------ Records supplied

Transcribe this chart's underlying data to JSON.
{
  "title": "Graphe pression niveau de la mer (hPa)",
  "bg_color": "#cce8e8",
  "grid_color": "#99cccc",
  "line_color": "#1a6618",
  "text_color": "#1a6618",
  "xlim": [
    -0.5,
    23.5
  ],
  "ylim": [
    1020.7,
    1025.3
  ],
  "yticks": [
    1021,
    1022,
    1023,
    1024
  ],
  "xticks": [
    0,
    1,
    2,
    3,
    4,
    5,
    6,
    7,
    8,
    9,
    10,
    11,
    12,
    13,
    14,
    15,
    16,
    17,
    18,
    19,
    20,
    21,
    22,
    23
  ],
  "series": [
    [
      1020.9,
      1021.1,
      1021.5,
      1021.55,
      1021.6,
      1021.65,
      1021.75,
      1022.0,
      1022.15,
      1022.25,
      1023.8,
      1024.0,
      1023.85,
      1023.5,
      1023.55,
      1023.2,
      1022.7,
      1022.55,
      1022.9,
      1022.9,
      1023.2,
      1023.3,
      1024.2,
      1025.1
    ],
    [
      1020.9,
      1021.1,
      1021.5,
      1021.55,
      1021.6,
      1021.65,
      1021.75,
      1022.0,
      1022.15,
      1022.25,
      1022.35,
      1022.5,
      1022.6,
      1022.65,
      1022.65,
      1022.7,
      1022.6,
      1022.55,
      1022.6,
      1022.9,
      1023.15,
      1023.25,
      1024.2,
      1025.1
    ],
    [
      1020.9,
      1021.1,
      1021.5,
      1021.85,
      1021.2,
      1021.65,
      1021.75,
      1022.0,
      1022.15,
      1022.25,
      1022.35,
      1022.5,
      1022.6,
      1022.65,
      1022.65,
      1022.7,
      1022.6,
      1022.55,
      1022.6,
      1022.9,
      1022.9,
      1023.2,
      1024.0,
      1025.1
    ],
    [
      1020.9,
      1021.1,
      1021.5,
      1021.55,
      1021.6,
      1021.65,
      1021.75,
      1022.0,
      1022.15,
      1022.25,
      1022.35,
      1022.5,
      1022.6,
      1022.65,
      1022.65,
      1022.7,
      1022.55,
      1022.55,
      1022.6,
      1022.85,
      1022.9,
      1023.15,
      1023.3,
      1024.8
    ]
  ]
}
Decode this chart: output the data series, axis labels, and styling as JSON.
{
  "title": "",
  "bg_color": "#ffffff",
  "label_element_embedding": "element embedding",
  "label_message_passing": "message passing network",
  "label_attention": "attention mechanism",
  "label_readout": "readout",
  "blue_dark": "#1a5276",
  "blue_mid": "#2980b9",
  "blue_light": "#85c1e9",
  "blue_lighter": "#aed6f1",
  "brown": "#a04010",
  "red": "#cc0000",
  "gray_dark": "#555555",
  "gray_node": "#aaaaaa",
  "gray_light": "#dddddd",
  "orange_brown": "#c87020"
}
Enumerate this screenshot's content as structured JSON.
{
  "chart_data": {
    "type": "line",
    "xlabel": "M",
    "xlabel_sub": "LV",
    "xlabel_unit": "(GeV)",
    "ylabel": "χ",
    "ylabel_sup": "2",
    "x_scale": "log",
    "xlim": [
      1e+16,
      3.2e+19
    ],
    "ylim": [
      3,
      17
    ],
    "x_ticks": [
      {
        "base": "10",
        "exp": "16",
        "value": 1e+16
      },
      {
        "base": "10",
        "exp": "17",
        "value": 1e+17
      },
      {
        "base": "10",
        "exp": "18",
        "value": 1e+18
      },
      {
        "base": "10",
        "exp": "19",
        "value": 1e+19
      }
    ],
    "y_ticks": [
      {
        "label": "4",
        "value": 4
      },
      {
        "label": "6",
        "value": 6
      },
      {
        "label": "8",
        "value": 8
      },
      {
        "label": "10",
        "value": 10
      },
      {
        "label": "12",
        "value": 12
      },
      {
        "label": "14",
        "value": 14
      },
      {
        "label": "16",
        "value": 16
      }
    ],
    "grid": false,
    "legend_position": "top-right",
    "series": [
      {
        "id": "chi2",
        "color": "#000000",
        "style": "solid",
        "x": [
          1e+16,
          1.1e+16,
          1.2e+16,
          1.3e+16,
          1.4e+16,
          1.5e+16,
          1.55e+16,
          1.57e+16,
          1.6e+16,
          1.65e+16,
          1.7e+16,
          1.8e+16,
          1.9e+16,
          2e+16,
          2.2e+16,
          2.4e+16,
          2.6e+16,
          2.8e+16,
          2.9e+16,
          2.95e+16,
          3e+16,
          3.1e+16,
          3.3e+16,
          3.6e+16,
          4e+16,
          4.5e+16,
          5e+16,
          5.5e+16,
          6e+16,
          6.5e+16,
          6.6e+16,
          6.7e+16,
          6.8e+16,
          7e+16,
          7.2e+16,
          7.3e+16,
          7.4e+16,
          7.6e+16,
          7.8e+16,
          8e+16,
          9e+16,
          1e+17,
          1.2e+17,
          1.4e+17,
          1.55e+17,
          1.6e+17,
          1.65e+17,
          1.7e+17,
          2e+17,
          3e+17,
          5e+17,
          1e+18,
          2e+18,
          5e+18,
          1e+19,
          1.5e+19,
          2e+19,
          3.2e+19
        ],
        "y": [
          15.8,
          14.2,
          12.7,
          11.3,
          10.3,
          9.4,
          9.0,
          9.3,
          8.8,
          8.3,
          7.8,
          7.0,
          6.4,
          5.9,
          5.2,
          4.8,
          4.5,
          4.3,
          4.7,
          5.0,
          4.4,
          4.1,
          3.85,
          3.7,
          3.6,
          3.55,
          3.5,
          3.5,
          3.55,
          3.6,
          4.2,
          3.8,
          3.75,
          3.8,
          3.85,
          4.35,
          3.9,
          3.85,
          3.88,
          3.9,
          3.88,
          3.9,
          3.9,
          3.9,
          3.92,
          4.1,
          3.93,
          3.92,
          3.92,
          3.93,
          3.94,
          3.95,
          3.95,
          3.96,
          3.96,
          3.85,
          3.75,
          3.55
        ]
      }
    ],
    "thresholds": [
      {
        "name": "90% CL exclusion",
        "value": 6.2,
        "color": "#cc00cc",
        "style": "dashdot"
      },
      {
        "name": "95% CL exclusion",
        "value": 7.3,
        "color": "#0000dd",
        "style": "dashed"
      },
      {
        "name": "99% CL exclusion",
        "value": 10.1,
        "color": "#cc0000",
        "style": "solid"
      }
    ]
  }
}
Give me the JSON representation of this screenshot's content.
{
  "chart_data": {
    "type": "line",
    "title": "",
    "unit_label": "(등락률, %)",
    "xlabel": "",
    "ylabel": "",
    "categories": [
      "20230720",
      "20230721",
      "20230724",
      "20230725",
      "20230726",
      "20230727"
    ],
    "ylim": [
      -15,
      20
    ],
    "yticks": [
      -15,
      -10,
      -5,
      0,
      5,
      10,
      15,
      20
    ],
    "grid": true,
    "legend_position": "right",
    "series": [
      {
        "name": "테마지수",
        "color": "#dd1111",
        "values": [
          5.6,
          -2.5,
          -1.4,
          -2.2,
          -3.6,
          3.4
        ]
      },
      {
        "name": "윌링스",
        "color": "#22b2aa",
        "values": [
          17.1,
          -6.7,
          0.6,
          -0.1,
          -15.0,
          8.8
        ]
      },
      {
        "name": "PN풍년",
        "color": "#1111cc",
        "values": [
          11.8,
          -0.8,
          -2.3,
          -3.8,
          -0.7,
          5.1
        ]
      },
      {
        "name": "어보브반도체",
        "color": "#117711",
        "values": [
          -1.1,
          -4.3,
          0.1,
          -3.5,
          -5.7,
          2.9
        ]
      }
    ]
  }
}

------------

> **Task objective**
From the entries above, return each line with the word "name" in it.

> **Completed exercise**
        "name": "90% CL exclusion",
        "name": "95% CL exclusion",
        "name": "99% CL exclusion",
        "name": "테마지수",
        "name": "윌링스",
        "name": "PN풍년",
        "name": "어보브반도체",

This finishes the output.